### Problem description
The records that follow should be copied out exactly, pictures excluded.

(Dataset items)
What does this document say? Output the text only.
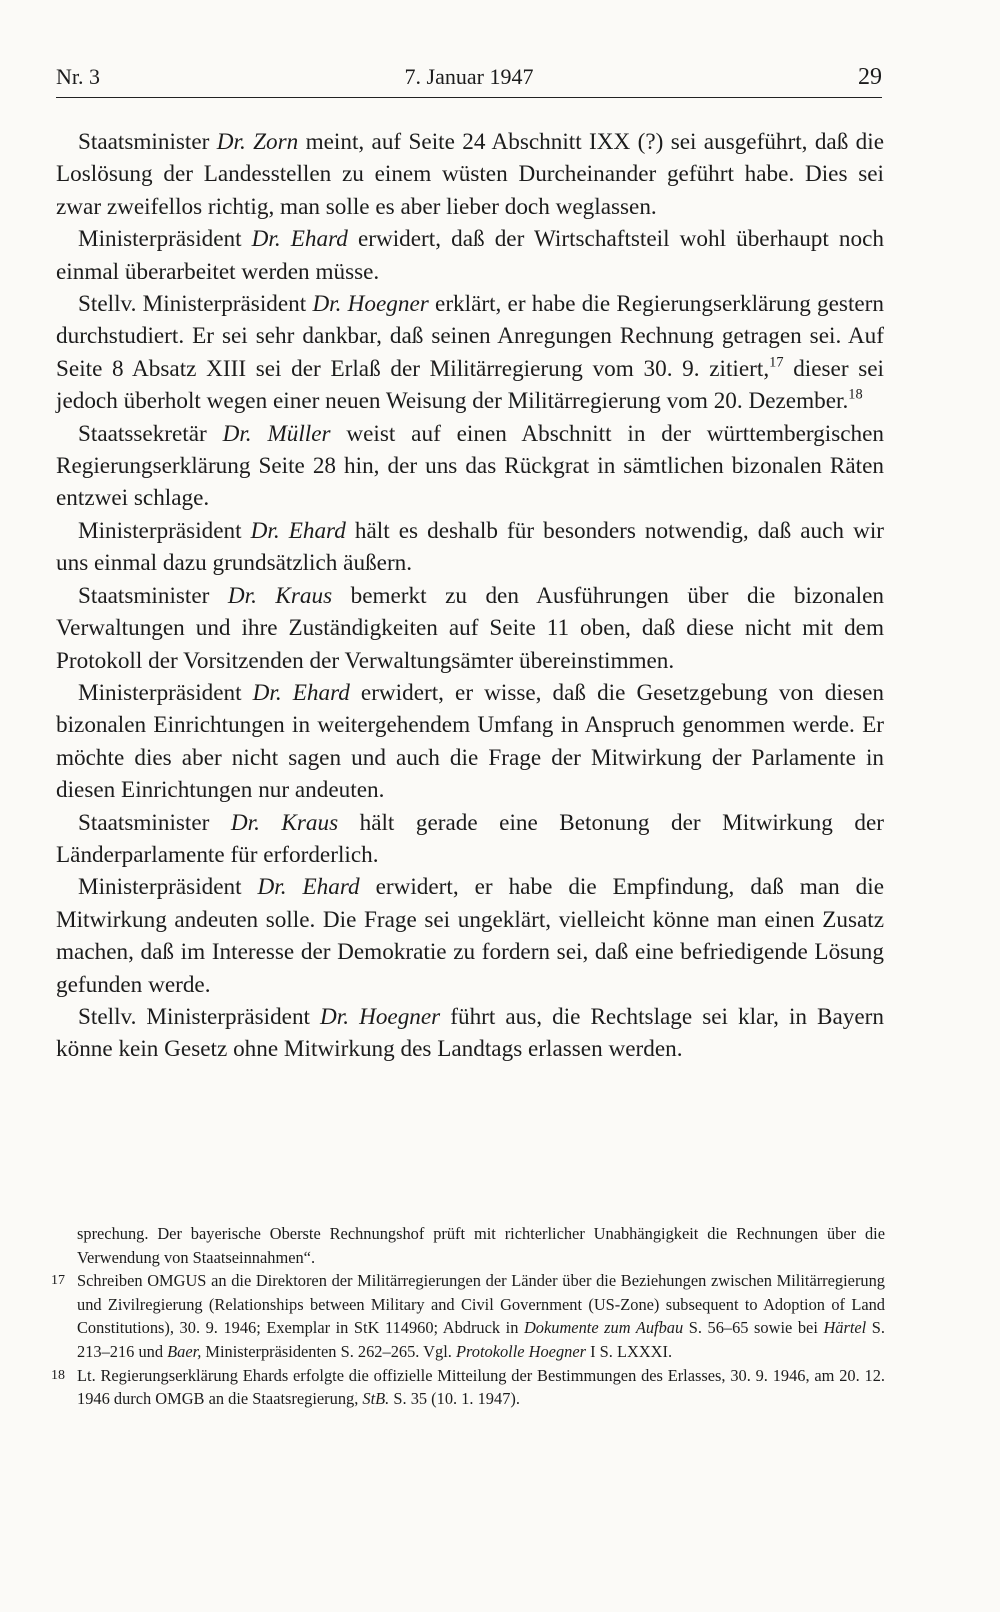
Nr. 3	7. Januar 1947	29

Staatsminister Dr. Zorn meint, auf Seite 24 Abschnitt IXX (?) sei ausgeführt, daß die Loslösung der Landesstellen zu einem wüsten Durcheinander geführt habe. Dies sei zwar zweifellos richtig, man solle es aber lieber doch weglassen.

Ministerpräsident Dr. Ehard erwidert, daß der Wirtschaftsteil wohl überhaupt noch einmal überarbeitet werden müsse.

Stellv. Ministerpräsident Dr. Hoegner erklärt, er habe die Regierungserklärung gestern durchstudiert. Er sei sehr dankbar, daß seinen Anregungen Rechnung getragen sei. Auf Seite 8 Absatz XIII sei der Erlaß der Militärregierung vom 30. 9. zitiert,$^{17}$ dieser sei jedoch überholt wegen einer neuen Weisung der Militärregierung vom 20. Dezember.$^{18}$

Staatssekretär Dr. Müller weist auf einen Abschnitt in der württembergischen Regierungserklärung Seite 28 hin, der uns das Rückgrat in sämtlichen bizonalen Räten entzwei schlage.

Ministerpräsident Dr. Ehard hält es deshalb für besonders notwendig, daß auch wir uns einmal dazu grundsätzlich äußern.

Staatsminister Dr. Kraus bemerkt zu den Ausführungen über die bizonalen Verwaltungen und ihre Zuständigkeiten auf Seite 11 oben, daß diese nicht mit dem Protokoll der Vorsitzenden der Verwaltungsämter übereinstimmen.

Ministerpräsident Dr. Ehard erwidert, er wisse, daß die Gesetzgebung von diesen bizonalen Einrichtungen in weitergehendem Umfang in Anspruch genommen werde. Er möchte dies aber nicht sagen und auch die Frage der Mitwirkung der Parlamente in diesen Einrichtungen nur andeuten.

Staatsminister Dr. Kraus hält gerade eine Betonung der Mitwirkung der Länderparlamente für erforderlich.

Ministerpräsident Dr. Ehard erwidert, er habe die Empfindung, daß man die Mitwirkung andeuten solle. Die Frage sei ungeklärt, vielleicht könne man einen Zusatz machen, daß im Interesse der Demokratie zu fordern sei, daß eine befriedigende Lösung gefunden werde.

Stellv. Ministerpräsident Dr. Hoegner führt aus, die Rechtslage sei klar, in Bayern könne kein Gesetz ohne Mitwirkung des Landtags erlassen werden.

sprechung. Der bayerische Oberste Rechnungshof prüft mit richterlicher Unabhängigkeit die Rechnungen über die Verwendung von Staatseinnahmen“.

17 Schreiben OMGUS an die Direktoren der Militärregierungen der Länder über die Beziehungen zwischen Militärregierung und Zivilregierung (Relationships between Military and Civil Government (US-Zone) subsequent to Adoption of Land Constitutions), 30. 9. 1946; Exemplar in StK 114960; Abdruck in Dokumente zum Aufbau S. 56–65 sowie bei Härtel S. 213–216 und Baer, Ministerpräsidenten S. 262–265. Vgl. Protokolle Hoegner I S. LXXXI.

18 Lt. Regierungserklärung Ehards erfolgte die offizielle Mitteilung der Bestimmungen des Erlasses, 30. 9. 1946, am 20. 12. 1946 durch OMGB an die Staatsregierung, StB. S. 35 (10. 1. 1947).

### Result
What does this document say? Output the text only.
Nr. 3	7. Januar 1947	29

Staatsminister Dr. Zorn meint, auf Seite 24 Abschnitt IXX (?) sei ausgeführt, daß die Loslösung der Landesstellen zu einem wüsten Durcheinander geführt habe. Dies sei zwar zweifellos richtig, man solle es aber lieber doch weglassen.

Ministerpräsident Dr. Ehard erwidert, daß der Wirtschaftsteil wohl überhaupt noch einmal überarbeitet werden müsse.

Stellv. Ministerpräsident Dr. Hoegner erklärt, er habe die Regierungserklärung gestern durchstudiert. Er sei sehr dankbar, daß seinen Anregungen Rechnung getragen sei. Auf Seite 8 Absatz XIII sei der Erlaß der Militärregierung vom 30. 9. zitiert,$^{17}$ dieser sei jedoch überholt wegen einer neuen Weisung der Militärregierung vom 20. Dezember.$^{18}$

Staatssekretär Dr. Müller weist auf einen Abschnitt in der württembergischen Regierungserklärung Seite 28 hin, der uns das Rückgrat in sämtlichen bizonalen Räten entzwei schlage.

Ministerpräsident Dr. Ehard hält es deshalb für besonders notwendig, daß auch wir uns einmal dazu grundsätzlich äußern.

Staatsminister Dr. Kraus bemerkt zu den Ausführungen über die bizonalen Verwaltungen und ihre Zuständigkeiten auf Seite 11 oben, daß diese nicht mit dem Protokoll der Vorsitzenden der Verwaltungsämter übereinstimmen.

Ministerpräsident Dr. Ehard erwidert, er wisse, daß die Gesetzgebung von diesen bizonalen Einrichtungen in weitergehendem Umfang in Anspruch genommen werde. Er möchte dies aber nicht sagen und auch die Frage der Mitwirkung der Parlamente in diesen Einrichtungen nur andeuten.

Staatsminister Dr. Kraus hält gerade eine Betonung der Mitwirkung der Länderparlamente für erforderlich.

Ministerpräsident Dr. Ehard erwidert, er habe die Empfindung, daß man die Mitwirkung andeuten solle. Die Frage sei ungeklärt, vielleicht könne man einen Zusatz machen, daß im Interesse der Demokratie zu fordern sei, daß eine befriedigende Lösung gefunden werde.

Stellv. Ministerpräsident Dr. Hoegner führt aus, die Rechtslage sei klar, in Bayern könne kein Gesetz ohne Mitwirkung des Landtags erlassen werden.

sprechung. Der bayerische Oberste Rechnungshof prüft mit richterlicher Unabhängigkeit die Rechnungen über die Verwendung von Staatseinnahmen“.

17 Schreiben OMGUS an die Direktoren der Militärregierungen der Länder über die Beziehungen zwischen Militärregierung und Zivilregierung (Relationships between Military and Civil Government (US-Zone) subsequent to Adoption of Land Constitutions), 30. 9. 1946; Exemplar in StK 114960; Abdruck in Dokumente zum Aufbau S. 56–65 sowie bei Härtel S. 213–216 und Baer, Ministerpräsidenten S. 262–265. Vgl. Protokolle Hoegner I S. LXXXI.

18 Lt. Regierungserklärung Ehards erfolgte die offizielle Mitteilung der Bestimmungen des Erlasses, 30. 9. 1946, am 20. 12. 1946 durch OMGB an die Staatsregierung, StB. S. 35 (10. 1. 1947).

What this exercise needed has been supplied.